Your goal: Write out every entry exactly as it stands.

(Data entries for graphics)
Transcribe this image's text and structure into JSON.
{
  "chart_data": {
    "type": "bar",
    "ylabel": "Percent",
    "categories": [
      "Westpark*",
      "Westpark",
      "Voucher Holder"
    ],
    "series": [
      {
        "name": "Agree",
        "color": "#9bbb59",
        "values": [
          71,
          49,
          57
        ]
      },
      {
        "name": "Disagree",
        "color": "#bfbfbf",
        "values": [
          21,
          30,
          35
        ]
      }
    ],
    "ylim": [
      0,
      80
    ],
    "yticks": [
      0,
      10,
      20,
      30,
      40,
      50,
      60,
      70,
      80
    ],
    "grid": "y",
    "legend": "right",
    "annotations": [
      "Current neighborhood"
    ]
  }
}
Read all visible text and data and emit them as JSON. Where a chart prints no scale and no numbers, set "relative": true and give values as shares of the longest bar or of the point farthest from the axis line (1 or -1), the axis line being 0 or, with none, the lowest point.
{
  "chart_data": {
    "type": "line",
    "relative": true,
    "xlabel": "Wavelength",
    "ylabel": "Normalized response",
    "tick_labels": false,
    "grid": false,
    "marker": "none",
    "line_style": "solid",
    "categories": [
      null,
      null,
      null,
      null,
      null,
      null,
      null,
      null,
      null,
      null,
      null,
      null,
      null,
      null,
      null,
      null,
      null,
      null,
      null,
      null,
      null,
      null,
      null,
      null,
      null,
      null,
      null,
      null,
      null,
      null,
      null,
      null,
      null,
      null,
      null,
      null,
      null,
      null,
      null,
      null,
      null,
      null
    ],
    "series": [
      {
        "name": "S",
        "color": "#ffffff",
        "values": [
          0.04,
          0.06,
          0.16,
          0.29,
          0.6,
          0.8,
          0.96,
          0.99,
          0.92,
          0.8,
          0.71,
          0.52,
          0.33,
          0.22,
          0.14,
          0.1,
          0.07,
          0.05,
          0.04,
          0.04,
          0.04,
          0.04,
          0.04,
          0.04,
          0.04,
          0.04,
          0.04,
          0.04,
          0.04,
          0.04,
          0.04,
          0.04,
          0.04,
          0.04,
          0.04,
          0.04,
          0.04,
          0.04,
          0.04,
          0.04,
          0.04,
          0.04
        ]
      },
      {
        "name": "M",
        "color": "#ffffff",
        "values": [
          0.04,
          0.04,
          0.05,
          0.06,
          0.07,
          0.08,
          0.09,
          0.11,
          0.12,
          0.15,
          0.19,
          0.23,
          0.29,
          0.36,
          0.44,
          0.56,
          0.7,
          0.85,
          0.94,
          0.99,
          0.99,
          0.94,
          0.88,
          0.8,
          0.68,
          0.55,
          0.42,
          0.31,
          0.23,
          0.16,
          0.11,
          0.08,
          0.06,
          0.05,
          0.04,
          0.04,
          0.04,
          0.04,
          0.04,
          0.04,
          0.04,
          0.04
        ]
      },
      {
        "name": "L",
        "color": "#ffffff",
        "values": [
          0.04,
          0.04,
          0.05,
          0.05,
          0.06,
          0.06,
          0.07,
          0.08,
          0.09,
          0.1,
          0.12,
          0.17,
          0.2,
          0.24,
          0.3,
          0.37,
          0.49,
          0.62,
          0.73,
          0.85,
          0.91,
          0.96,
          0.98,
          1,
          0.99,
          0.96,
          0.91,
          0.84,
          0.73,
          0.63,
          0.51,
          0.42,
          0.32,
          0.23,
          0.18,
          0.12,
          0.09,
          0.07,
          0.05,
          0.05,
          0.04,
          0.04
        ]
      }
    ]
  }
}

Correct result:
Transcribe this image's text and structure into JSON.
{
  "chart_data": {
    "type": "bar",
    "ylabel": "Percent",
    "categories": [
      "Westpark*",
      "Westpark",
      "Voucher Holder"
    ],
    "series": [
      {
        "name": "Agree",
        "color": "#9bbb59",
        "values": [
          71,
          49,
          57
        ]
      },
      {
        "name": "Disagree",
        "color": "#bfbfbf",
        "values": [
          21,
          30,
          35
        ]
      }
    ],
    "ylim": [
      0,
      80
    ],
    "yticks": [
      0,
      10,
      20,
      30,
      40,
      50,
      60,
      70,
      80
    ],
    "grid": "y",
    "legend": "right",
    "annotations": [
      "Current neighborhood"
    ]
  }
}
Read all visible text and data and emit them as JSON. Where a chart prints no scale and no numbers, set "relative": true and give values as shares of the longest bar or of the point farthest from the axis line (1 or -1), the axis line being 0 or, with none, the lowest point.
{
  "chart_data": {
    "type": "line",
    "relative": true,
    "xlabel": "Wavelength",
    "ylabel": "Normalized response",
    "tick_labels": false,
    "grid": false,
    "marker": "none",
    "line_style": "solid",
    "categories": [
      null,
      null,
      null,
      null,
      null,
      null,
      null,
      null,
      null,
      null,
      null,
      null,
      null,
      null,
      null,
      null,
      null,
      null,
      null,
      null,
      null,
      null,
      null,
      null,
      null,
      null,
      null,
      null,
      null,
      null,
      null,
      null,
      null,
      null,
      null,
      null,
      null,
      null,
      null,
      null,
      null,
      null
    ],
    "series": [
      {
        "name": "S",
        "color": "#ffffff",
        "values": [
          0.04,
          0.06,
          0.16,
          0.29,
          0.6,
          0.8,
          0.96,
          0.99,
          0.92,
          0.8,
          0.71,
          0.52,
          0.33,
          0.22,
          0.14,
          0.1,
          0.07,
          0.05,
          0.04,
          0.04,
          0.04,
          0.04,
          0.04,
          0.04,
          0.04,
          0.04,
          0.04,
          0.04,
          0.04,
          0.04,
          0.04,
          0.04,
          0.04,
          0.04,
          0.04,
          0.04,
          0.04,
          0.04,
          0.04,
          0.04,
          0.04,
          0.04
        ]
      },
      {
        "name": "M",
        "color": "#ffffff",
        "values": [
          0.04,
          0.04,
          0.05,
          0.06,
          0.07,
          0.08,
          0.09,
          0.11,
          0.12,
          0.15,
          0.19,
          0.23,
          0.29,
          0.36,
          0.44,
          0.56,
          0.7,
          0.85,
          0.94,
          0.99,
          0.99,
          0.94,
          0.88,
          0.8,
          0.68,
          0.55,
          0.42,
          0.31,
          0.23,
          0.16,
          0.11,
          0.08,
          0.06,
          0.05,
          0.04,
          0.04,
          0.04,
          0.04,
          0.04,
          0.04,
          0.04,
          0.04
        ]
      },
      {
        "name": "L",
        "color": "#ffffff",
        "values": [
          0.04,
          0.04,
          0.05,
          0.05,
          0.06,
          0.06,
          0.07,
          0.08,
          0.09,
          0.1,
          0.12,
          0.17,
          0.2,
          0.24,
          0.3,
          0.37,
          0.49,
          0.62,
          0.73,
          0.85,
          0.91,
          0.96,
          0.98,
          1,
          0.99,
          0.96,
          0.91,
          0.84,
          0.73,
          0.63,
          0.51,
          0.42,
          0.32,
          0.23,
          0.18,
          0.12,
          0.09,
          0.07,
          0.05,
          0.05,
          0.04,
          0.04
        ]
      }
    ]
  }
}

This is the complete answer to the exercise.